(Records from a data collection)
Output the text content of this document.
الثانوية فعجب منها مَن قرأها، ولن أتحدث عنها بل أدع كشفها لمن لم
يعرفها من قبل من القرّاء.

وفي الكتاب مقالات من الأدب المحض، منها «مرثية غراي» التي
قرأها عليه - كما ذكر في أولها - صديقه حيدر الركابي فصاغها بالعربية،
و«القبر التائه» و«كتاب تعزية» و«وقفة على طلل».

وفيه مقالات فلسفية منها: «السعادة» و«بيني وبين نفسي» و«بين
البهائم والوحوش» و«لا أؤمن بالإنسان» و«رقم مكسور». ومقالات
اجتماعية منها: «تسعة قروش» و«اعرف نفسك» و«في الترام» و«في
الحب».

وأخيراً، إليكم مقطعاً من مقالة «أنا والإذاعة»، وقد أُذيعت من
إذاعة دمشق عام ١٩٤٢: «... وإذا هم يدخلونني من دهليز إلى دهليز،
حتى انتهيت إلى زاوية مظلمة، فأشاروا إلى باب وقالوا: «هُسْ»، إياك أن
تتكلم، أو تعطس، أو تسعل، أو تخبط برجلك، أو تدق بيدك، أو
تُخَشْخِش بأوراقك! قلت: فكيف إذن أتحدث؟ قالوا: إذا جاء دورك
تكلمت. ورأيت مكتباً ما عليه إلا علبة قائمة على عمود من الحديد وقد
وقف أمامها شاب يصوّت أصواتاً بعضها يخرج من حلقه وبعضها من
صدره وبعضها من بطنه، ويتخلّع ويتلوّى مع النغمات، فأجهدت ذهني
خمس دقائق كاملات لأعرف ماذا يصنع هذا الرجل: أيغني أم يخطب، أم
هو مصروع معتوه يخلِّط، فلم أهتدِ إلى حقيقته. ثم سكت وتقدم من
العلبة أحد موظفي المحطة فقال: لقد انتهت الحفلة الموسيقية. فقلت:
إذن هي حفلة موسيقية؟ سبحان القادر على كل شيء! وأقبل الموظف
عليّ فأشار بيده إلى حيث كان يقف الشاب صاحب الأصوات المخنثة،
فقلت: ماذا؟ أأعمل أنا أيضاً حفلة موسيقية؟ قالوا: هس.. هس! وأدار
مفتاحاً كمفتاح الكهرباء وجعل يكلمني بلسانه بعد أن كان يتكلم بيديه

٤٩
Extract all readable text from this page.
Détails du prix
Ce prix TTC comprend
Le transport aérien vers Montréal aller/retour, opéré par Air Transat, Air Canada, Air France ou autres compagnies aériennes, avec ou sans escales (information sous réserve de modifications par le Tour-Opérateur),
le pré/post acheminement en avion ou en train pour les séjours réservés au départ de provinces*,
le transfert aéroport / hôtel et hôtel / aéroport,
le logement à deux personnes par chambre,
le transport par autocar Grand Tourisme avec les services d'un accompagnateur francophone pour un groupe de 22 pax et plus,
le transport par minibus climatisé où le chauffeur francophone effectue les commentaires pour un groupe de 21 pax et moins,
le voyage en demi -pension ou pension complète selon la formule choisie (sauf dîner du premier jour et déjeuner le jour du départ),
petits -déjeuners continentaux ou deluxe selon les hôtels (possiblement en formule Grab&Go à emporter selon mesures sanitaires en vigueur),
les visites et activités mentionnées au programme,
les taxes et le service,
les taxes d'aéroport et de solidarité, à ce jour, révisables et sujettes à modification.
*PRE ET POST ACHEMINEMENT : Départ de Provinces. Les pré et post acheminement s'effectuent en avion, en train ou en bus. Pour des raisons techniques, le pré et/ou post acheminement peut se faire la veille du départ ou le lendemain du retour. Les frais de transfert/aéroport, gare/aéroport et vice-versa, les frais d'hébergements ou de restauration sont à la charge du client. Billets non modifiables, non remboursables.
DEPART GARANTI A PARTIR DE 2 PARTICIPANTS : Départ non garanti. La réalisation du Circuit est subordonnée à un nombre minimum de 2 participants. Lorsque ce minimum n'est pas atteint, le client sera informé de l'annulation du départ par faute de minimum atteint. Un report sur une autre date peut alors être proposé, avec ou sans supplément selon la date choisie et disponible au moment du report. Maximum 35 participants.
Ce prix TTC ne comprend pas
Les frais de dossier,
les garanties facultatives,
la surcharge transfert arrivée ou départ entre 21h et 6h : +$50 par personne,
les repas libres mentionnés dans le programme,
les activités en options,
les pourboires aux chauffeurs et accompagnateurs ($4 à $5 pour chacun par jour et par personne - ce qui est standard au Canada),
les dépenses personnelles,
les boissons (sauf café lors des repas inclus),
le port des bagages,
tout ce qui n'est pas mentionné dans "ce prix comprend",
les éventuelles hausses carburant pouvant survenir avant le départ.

[Task goal]
Copy every line that contains the string "taxes".

[Response to this exercise]
les taxes et le service,
les taxes d'aéroport et de solidarité, à ce jour, révisables et sujettes à modification.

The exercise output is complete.